Data extracted from a collection:
● ● ●

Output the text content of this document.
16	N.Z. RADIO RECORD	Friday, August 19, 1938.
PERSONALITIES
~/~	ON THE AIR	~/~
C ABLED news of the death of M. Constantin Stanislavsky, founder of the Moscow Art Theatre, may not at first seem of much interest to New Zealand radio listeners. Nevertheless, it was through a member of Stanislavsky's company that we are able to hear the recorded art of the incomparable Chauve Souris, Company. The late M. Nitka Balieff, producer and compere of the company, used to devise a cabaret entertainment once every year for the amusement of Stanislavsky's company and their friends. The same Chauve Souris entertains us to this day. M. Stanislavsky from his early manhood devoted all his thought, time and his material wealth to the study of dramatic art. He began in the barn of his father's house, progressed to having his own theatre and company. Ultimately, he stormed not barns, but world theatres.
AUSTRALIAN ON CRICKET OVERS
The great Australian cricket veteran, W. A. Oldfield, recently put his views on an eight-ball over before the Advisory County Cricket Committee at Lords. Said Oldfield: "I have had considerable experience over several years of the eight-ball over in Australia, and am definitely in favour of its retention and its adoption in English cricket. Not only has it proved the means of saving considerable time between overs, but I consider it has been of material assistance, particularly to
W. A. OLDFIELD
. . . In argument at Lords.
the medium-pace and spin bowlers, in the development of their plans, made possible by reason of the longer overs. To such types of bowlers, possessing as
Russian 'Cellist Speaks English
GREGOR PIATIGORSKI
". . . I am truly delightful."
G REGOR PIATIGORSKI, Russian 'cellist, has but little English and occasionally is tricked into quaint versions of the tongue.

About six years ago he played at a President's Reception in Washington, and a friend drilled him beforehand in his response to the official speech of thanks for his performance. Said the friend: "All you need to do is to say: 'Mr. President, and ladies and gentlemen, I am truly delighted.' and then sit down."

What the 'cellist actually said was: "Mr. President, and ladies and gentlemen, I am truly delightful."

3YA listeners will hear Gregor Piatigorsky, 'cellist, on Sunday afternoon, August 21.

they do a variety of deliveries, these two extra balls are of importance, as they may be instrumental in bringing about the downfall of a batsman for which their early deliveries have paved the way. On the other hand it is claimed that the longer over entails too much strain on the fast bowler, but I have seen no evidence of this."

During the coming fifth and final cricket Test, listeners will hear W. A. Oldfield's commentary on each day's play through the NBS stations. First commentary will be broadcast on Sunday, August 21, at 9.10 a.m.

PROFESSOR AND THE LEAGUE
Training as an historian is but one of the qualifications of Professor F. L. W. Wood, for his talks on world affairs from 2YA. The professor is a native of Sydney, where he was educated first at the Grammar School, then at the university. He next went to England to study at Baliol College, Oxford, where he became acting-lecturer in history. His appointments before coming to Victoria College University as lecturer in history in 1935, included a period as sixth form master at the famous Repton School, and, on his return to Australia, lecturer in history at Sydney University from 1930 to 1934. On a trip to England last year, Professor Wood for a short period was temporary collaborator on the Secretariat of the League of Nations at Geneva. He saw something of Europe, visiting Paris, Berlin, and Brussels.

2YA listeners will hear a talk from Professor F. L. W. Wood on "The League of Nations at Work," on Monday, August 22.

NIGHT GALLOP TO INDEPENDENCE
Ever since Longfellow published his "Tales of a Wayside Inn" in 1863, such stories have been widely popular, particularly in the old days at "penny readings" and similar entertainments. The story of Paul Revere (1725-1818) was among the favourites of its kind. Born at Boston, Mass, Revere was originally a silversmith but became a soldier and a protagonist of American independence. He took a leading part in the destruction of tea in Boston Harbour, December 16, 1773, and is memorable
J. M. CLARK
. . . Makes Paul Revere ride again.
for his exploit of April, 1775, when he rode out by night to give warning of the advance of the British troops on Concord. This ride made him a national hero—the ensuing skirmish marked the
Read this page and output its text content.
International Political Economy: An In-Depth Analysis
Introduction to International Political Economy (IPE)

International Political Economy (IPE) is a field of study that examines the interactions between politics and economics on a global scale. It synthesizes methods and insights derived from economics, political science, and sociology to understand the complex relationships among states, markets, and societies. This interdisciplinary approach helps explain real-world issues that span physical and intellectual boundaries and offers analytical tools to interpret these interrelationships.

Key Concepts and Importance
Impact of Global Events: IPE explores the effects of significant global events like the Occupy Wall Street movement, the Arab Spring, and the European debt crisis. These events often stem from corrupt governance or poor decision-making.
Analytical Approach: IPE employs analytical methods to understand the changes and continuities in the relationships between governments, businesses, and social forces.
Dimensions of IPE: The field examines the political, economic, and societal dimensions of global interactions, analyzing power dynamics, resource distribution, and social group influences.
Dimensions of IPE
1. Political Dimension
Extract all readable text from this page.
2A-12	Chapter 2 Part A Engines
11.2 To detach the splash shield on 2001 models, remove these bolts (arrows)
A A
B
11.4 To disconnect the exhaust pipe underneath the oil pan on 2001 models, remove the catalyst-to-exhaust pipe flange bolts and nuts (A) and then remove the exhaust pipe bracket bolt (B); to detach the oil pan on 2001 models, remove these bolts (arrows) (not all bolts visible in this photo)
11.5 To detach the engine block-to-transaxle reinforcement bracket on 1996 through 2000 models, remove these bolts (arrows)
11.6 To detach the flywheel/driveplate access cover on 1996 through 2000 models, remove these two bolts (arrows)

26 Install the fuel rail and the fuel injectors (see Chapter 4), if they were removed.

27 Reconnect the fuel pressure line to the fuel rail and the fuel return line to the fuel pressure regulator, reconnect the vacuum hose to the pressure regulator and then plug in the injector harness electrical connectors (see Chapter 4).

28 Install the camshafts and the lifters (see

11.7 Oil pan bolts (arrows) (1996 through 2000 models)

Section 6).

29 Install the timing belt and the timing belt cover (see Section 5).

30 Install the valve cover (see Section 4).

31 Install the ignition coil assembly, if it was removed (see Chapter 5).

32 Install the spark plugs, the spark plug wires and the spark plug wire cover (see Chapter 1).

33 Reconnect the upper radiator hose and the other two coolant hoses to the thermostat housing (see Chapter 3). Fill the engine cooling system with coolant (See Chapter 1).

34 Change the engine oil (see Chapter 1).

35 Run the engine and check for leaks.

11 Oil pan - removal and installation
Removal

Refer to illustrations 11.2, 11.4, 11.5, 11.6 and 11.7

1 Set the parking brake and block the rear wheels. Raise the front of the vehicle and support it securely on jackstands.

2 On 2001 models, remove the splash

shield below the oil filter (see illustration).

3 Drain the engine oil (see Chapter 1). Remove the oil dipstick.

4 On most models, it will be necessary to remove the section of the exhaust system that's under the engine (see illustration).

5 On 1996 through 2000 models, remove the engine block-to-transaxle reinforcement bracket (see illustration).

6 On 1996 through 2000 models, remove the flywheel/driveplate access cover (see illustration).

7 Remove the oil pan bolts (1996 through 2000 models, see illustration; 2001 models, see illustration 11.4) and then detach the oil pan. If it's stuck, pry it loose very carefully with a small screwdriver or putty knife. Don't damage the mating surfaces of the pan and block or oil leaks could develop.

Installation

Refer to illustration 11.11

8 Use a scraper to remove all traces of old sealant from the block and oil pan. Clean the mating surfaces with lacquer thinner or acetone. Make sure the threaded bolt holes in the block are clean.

● ● ●

- _What is expected_
Search the listing above for the string "return". Copy every line that contains it.

- _Output below_
Training as an historian is but one of the qualifications of Professor F. L. W. Wood, for his talks on world affairs from 2YA. The professor is a native of Sydney, where he was educated first at the Grammar School, then at the university. He next went to England to study at Baliol College, Oxford, where he became acting-lecturer in history. His appointments before coming to Victoria College University as lecturer in history in 1935, included a period as sixth form master at the famous Repton School, and, on his return to Australia, lecturer in history at Sydney University from 1930 to 1934. On a trip to England last year, Professor Wood for a short period was temporary collaborator on the Secretariat of the League of Nations at Geneva. He saw something of Europe, visiting Paris, Berlin, and Brussels.
27 Reconnect the fuel pressure line to the fuel rail and the fuel return line to the fuel pressure regulator, reconnect the vacuum hose to the pressure regulator and then plug in the injector harness electrical connectors (see Chapter 4).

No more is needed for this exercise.